Stored entries
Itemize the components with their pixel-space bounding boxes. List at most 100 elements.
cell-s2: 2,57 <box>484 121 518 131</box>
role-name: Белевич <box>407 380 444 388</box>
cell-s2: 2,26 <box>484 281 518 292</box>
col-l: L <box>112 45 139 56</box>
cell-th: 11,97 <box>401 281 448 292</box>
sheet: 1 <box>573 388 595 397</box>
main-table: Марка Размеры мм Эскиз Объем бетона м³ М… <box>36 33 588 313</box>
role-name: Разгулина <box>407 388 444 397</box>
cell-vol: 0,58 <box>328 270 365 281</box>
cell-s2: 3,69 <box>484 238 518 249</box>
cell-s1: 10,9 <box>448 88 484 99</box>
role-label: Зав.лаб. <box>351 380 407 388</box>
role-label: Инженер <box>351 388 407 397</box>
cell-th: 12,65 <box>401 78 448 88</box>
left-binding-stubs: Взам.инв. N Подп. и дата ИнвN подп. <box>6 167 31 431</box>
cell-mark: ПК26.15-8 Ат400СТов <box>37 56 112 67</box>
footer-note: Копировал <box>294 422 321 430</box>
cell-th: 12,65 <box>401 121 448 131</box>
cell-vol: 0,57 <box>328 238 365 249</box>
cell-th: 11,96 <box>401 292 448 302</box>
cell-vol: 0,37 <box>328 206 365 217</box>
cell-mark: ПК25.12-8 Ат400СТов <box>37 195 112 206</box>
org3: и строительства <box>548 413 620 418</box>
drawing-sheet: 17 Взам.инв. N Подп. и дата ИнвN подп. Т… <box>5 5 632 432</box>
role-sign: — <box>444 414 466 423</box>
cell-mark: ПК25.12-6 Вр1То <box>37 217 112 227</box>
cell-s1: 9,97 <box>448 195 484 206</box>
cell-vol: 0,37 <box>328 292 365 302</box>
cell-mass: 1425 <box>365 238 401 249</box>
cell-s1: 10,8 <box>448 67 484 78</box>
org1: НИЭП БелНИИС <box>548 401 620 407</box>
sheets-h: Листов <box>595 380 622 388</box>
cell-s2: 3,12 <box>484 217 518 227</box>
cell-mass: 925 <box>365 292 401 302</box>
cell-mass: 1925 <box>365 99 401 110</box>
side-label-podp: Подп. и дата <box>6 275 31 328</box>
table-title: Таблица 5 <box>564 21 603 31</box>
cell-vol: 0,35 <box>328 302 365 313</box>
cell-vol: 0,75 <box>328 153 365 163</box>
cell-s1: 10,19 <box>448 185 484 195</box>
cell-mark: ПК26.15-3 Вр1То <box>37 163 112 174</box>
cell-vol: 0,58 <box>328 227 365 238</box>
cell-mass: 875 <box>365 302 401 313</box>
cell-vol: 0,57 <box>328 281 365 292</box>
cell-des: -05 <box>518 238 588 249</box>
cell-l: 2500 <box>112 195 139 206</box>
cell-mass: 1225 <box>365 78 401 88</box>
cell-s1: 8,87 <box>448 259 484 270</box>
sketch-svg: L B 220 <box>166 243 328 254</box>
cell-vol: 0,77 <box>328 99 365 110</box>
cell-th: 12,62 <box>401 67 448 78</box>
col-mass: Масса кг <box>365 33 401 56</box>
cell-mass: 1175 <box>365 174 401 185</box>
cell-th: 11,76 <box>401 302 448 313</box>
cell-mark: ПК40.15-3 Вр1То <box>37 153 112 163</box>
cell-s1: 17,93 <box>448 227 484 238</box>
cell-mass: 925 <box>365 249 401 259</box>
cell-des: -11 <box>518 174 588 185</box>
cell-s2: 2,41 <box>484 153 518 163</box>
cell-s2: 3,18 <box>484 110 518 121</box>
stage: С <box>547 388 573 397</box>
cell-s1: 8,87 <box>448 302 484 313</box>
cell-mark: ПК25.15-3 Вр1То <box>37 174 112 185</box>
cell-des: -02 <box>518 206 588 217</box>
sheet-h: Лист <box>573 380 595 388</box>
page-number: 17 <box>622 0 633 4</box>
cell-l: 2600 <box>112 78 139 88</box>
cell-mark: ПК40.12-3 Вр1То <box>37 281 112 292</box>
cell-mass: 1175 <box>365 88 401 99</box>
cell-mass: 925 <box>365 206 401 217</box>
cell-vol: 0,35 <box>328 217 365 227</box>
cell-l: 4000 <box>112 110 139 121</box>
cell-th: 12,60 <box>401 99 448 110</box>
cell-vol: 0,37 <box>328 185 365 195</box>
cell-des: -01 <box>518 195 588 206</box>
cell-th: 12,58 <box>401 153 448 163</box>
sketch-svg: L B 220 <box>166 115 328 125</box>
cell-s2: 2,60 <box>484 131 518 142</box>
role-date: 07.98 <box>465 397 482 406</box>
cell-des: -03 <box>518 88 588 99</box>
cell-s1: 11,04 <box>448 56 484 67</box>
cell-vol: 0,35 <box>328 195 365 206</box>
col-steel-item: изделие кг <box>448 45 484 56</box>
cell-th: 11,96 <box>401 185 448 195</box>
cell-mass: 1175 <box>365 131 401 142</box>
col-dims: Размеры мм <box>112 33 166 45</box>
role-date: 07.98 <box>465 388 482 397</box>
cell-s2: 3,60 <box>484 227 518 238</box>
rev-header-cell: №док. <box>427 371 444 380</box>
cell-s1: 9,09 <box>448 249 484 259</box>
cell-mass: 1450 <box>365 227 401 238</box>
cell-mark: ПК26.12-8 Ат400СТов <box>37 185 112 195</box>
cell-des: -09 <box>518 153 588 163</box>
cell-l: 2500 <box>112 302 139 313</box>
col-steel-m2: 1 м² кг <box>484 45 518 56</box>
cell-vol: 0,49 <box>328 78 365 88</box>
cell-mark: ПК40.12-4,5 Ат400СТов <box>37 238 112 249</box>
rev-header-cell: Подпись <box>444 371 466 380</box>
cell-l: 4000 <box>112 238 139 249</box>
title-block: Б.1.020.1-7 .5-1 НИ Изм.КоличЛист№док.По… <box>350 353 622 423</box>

INSTRUCTIONS FOR THE TASK ▸
Count how many lines of the records contain the string "date", and reply with the number alone.

RESULT FOR THIS TASK ▸
2